» Goal
Write the records out again exactly, leaving no images in.

(Items from a data source)
══════════════════════════════

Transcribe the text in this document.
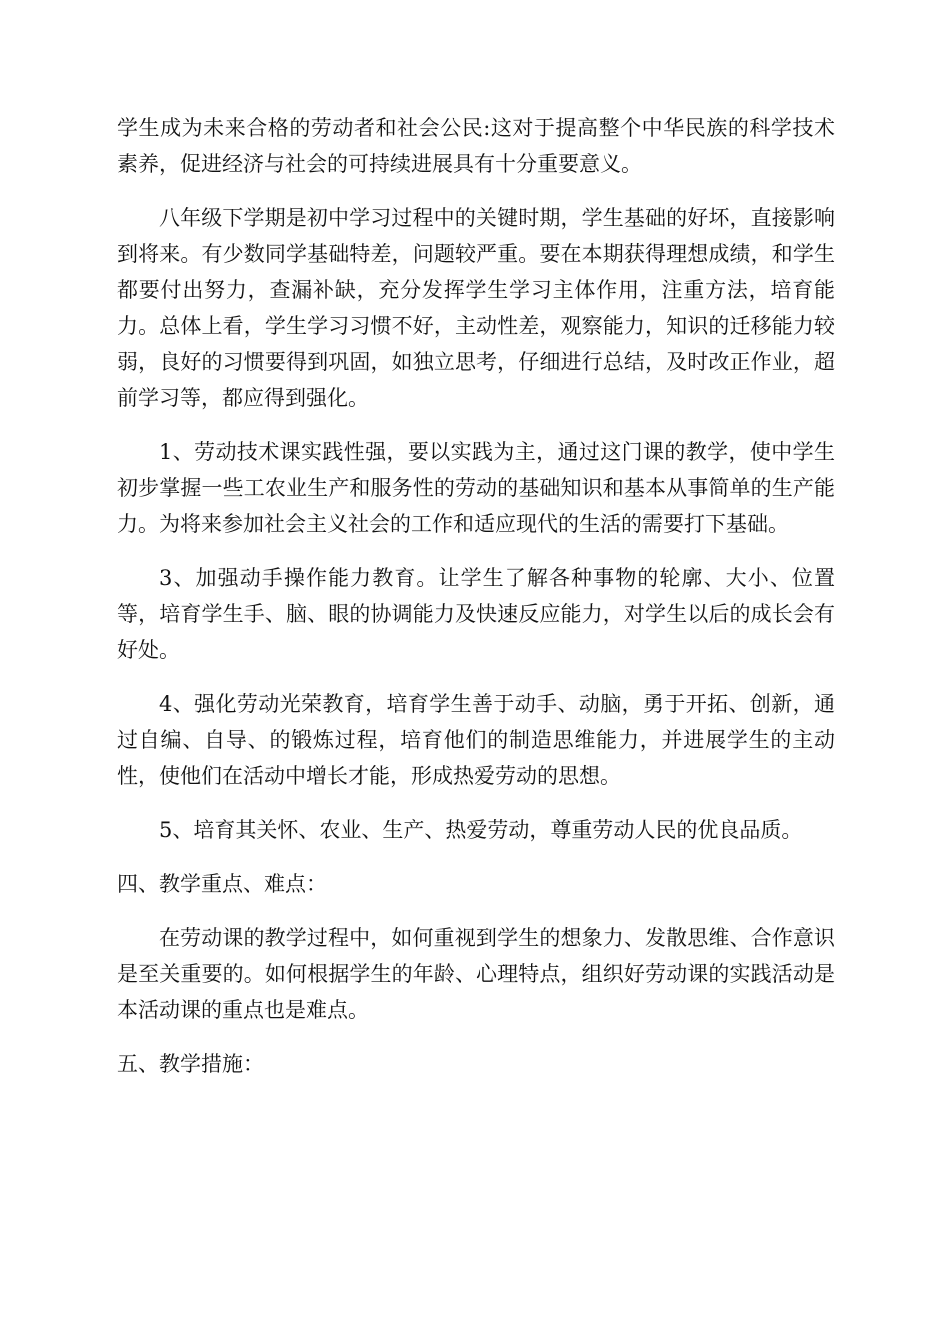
学生成为未来合格的劳动者和社会公民:这对于提高整个中华民族的科学技术素养，促进经济与社会的可持续进展具有十分重要意义。

八年级下学期是初中学习过程中的关键时期，学生基础的好坏，直接影响到将来。有少数同学基础特差，问题较严重。要在本期获得理想成绩，和学生都要付出努力，查漏补缺，充分发挥学生学习主体作用，注重方法，培育能力。总体上看，学生学习习惯不好，主动性差，观察能力，知识的迁移能力较弱，良好的习惯要得到巩固，如独立思考，仔细进行总结，及时改正作业，超前学习等，都应得到强化。

1、劳动技术课实践性强，要以实践为主，通过这门课的教学，使中学生初步掌握一些工农业生产和服务性的劳动的基础知识和基本从事简单的生产能力。为将来参加社会主义社会的工作和适应现代的生活的需要打下基础。

3、加强动手操作能力教育。让学生了解各种事物的轮廓、大小、位置等，培育学生手、脑、眼的协调能力及快速反应能力，对学生以后的成长会有好处。

4、强化劳动光荣教育，培育学生善于动手、动脑，勇于开拓、创新，通过自编、自导、的锻炼过程，培育他们的制造思维能力，并进展学生的主动性，使他们在活动中增长才能，形成热爱劳动的思想。

5、培育其关怀、农业、生产、热爱劳动，尊重劳动人民的优良品质。

四、教学重点、难点：

在劳动课的教学过程中，如何重视到学生的想象力、发散思维、合作意识是至关重要的。如何根据学生的年龄、心理特点，组织好劳动课的实践活动是本活动课的重点也是难点。

五、教学措施：
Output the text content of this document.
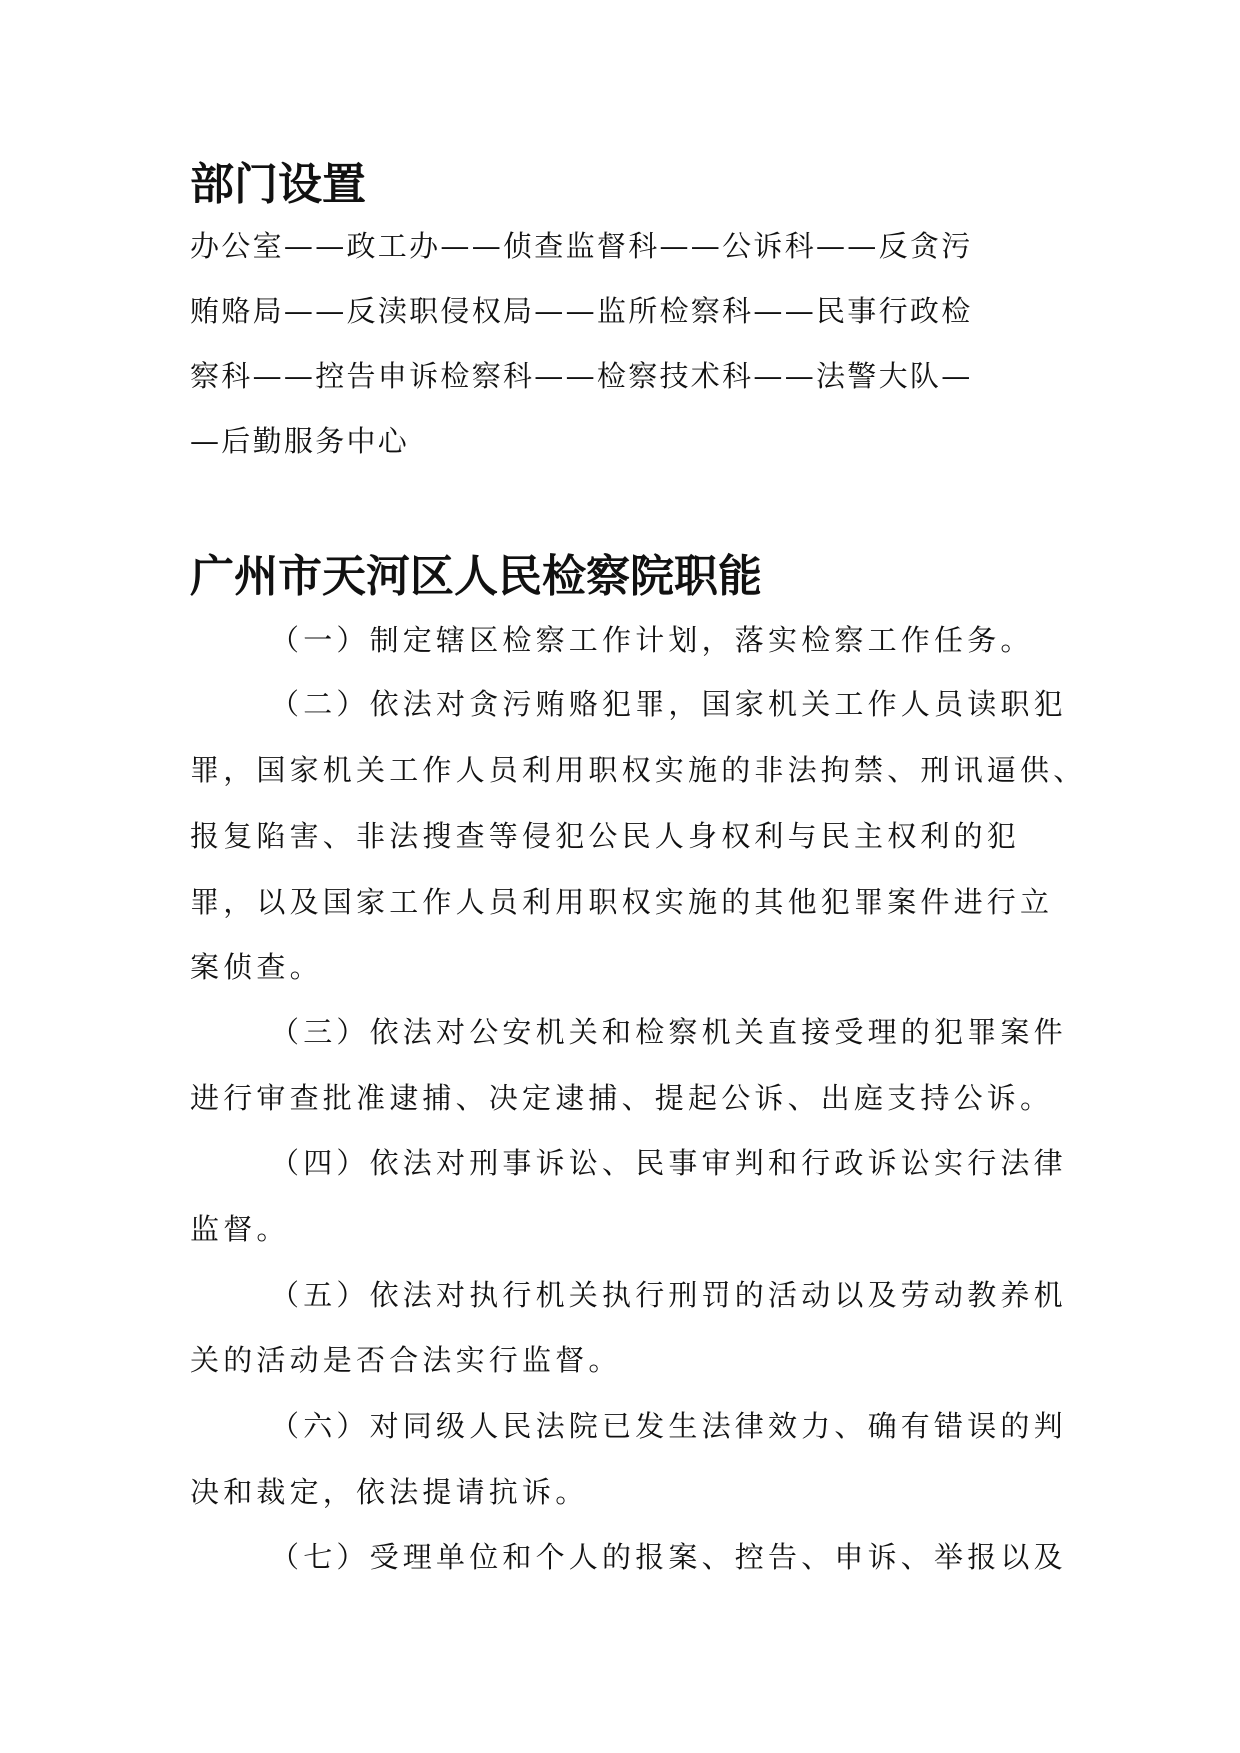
部门设置

办公室——政工办——侦查监督科——公诉科——反贪污

贿赂局——反渎职侵权局——监所检察科——民事行政检

察科——控告申诉检察科——检察技术科——法警大队—

—后勤服务中心

广州市天河区人民检察院职能

（一）制定辖区检察工作计划，落实检察工作任务。

（二）依法对贪污贿赂犯罪，国家机关工作人员读职犯

罪，国家机关工作人员利用职权实施的非法拘禁、刑讯逼供、

报复陷害、非法搜查等侵犯公民人身权利与民主权利的犯

罪，以及国家工作人员利用职权实施的其他犯罪案件进行立

案侦查。

（三）依法对公安机关和检察机关直接受理的犯罪案件

进行审查批准逮捕、决定逮捕、提起公诉、出庭支持公诉。

（四）依法对刑事诉讼、民事审判和行政诉讼实行法律

监督。

（五）依法对执行机关执行刑罚的活动以及劳动教养机

关的活动是否合法实行监督。

（六）对同级人民法院已发生法律效力、确有错误的判

决和裁定，依法提请抗诉。

（七）受理单位和个人的报案、控告、申诉、举报以及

══════════════════════════════

» Final result
Transcribe the text in this document.
学生成为未来合格的劳动者和社会公民:这对于提高整个中华民族的科学技术素养，促进经济与社会的可持续进展具有十分重要意义。

八年级下学期是初中学习过程中的关键时期，学生基础的好坏，直接影响到将来。有少数同学基础特差，问题较严重。要在本期获得理想成绩，和学生都要付出努力，查漏补缺，充分发挥学生学习主体作用，注重方法，培育能力。总体上看，学生学习习惯不好，主动性差，观察能力，知识的迁移能力较弱，良好的习惯要得到巩固，如独立思考，仔细进行总结，及时改正作业，超前学习等，都应得到强化。

1、劳动技术课实践性强，要以实践为主，通过这门课的教学，使中学生初步掌握一些工农业生产和服务性的劳动的基础知识和基本从事简单的生产能力。为将来参加社会主义社会的工作和适应现代的生活的需要打下基础。

3、加强动手操作能力教育。让学生了解各种事物的轮廓、大小、位置等，培育学生手、脑、眼的协调能力及快速反应能力，对学生以后的成长会有好处。

4、强化劳动光荣教育，培育学生善于动手、动脑，勇于开拓、创新，通过自编、自导、的锻炼过程，培育他们的制造思维能力，并进展学生的主动性，使他们在活动中增长才能，形成热爱劳动的思想。

5、培育其关怀、农业、生产、热爱劳动，尊重劳动人民的优良品质。

四、教学重点、难点：

在劳动课的教学过程中，如何重视到学生的想象力、发散思维、合作意识是至关重要的。如何根据学生的年龄、心理特点，组织好劳动课的实践活动是本活动课的重点也是难点。

五、教学措施：
Output the text content of this document.
部门设置

办公室——政工办——侦查监督科——公诉科——反贪污

贿赂局——反渎职侵权局——监所检察科——民事行政检

察科——控告申诉检察科——检察技术科——法警大队—

—后勤服务中心

广州市天河区人民检察院职能

（一）制定辖区检察工作计划，落实检察工作任务。

（二）依法对贪污贿赂犯罪，国家机关工作人员读职犯

罪，国家机关工作人员利用职权实施的非法拘禁、刑讯逼供、

报复陷害、非法搜查等侵犯公民人身权利与民主权利的犯

罪，以及国家工作人员利用职权实施的其他犯罪案件进行立

案侦查。

（三）依法对公安机关和检察机关直接受理的犯罪案件

进行审查批准逮捕、决定逮捕、提起公诉、出庭支持公诉。

（四）依法对刑事诉讼、民事审判和行政诉讼实行法律

监督。

（五）依法对执行机关执行刑罚的活动以及劳动教养机

关的活动是否合法实行监督。

（六）对同级人民法院已发生法律效力、确有错误的判

决和裁定，依法提请抗诉。

（七）受理单位和个人的报案、控告、申诉、举报以及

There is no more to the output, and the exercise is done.